■ The problem: Do any lines in the data below contain "document"? If so, copy every one of them.

■ Exercise materials:
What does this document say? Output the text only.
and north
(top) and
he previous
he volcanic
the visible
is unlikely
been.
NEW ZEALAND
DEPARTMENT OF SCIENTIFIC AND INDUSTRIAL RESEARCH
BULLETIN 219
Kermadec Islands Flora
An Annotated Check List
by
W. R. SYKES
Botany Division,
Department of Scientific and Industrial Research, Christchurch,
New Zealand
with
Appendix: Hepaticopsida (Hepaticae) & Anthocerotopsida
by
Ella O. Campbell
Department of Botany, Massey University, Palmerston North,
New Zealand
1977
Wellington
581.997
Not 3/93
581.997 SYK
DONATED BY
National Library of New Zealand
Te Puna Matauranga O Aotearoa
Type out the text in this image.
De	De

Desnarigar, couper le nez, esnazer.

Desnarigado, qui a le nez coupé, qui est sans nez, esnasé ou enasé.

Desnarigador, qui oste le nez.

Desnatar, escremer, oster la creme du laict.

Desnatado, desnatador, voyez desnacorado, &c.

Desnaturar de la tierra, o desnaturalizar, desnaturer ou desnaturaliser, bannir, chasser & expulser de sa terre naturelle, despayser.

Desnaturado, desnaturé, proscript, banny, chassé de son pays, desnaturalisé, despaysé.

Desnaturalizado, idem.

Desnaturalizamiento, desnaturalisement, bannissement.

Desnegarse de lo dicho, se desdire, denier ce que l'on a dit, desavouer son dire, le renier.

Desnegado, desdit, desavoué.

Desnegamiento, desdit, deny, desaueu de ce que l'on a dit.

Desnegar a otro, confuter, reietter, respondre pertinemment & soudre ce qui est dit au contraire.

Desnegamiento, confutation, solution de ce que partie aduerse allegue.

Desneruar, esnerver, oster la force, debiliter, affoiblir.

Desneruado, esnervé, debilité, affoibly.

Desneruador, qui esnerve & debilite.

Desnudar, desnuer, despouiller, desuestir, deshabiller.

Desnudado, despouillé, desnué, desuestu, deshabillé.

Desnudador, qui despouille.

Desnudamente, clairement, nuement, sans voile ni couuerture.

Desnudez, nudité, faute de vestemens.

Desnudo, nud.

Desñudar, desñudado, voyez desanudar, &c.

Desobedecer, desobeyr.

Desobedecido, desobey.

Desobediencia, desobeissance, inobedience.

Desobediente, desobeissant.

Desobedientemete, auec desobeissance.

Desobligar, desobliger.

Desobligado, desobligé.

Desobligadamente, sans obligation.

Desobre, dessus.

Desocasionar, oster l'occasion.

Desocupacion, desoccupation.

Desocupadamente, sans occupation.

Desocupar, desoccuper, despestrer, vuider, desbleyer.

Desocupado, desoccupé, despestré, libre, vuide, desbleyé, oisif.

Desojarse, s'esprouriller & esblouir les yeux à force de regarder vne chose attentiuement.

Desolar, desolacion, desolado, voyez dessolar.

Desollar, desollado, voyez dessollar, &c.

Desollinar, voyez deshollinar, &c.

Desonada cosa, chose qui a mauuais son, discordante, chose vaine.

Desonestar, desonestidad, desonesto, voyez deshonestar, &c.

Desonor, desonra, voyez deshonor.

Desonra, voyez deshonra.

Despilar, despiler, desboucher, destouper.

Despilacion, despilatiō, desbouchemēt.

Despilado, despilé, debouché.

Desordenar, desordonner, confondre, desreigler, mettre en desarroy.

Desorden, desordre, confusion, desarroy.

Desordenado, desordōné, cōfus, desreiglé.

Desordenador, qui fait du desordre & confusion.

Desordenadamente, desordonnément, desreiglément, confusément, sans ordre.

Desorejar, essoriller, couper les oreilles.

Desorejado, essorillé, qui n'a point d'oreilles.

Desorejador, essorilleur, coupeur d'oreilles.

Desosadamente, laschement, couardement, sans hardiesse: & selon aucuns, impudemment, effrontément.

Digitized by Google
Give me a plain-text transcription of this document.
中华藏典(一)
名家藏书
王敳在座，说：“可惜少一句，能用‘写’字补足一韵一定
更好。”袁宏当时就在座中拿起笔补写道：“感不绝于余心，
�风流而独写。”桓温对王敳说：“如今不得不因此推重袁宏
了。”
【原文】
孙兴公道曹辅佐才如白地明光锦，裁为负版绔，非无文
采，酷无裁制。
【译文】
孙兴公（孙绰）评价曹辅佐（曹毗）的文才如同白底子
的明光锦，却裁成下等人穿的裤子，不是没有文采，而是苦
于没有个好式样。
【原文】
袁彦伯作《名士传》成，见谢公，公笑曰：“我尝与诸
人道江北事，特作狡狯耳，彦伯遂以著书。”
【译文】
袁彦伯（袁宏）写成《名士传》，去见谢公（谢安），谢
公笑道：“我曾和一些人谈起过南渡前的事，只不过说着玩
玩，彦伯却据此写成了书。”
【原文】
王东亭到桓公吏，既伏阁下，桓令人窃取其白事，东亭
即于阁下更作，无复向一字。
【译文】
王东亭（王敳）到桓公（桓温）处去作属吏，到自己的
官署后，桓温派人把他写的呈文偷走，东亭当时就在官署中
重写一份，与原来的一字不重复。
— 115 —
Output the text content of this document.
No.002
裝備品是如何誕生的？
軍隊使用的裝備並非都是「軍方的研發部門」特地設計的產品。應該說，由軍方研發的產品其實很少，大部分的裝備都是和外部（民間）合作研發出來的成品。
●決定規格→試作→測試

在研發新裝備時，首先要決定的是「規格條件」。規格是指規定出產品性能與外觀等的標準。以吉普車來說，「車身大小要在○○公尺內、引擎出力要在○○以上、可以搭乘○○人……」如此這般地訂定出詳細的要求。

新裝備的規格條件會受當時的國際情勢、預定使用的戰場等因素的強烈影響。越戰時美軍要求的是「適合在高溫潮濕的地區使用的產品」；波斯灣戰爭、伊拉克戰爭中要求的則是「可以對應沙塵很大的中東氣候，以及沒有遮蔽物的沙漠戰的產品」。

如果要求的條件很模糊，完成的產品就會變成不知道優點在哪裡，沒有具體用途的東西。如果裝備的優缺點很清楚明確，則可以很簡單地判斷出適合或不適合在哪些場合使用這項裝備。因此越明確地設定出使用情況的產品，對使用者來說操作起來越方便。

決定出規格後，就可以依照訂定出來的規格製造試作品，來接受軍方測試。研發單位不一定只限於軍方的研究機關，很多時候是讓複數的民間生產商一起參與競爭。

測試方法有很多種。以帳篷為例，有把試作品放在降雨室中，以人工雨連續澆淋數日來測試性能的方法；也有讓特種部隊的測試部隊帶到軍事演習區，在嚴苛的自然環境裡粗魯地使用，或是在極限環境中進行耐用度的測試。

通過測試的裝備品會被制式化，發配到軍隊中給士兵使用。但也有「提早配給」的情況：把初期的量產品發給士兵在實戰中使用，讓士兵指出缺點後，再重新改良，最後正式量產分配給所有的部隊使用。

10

■ Task answer:
What does this document say? Output the text only.
Give me a plain-text transcription of this document.
Output the text content of this document.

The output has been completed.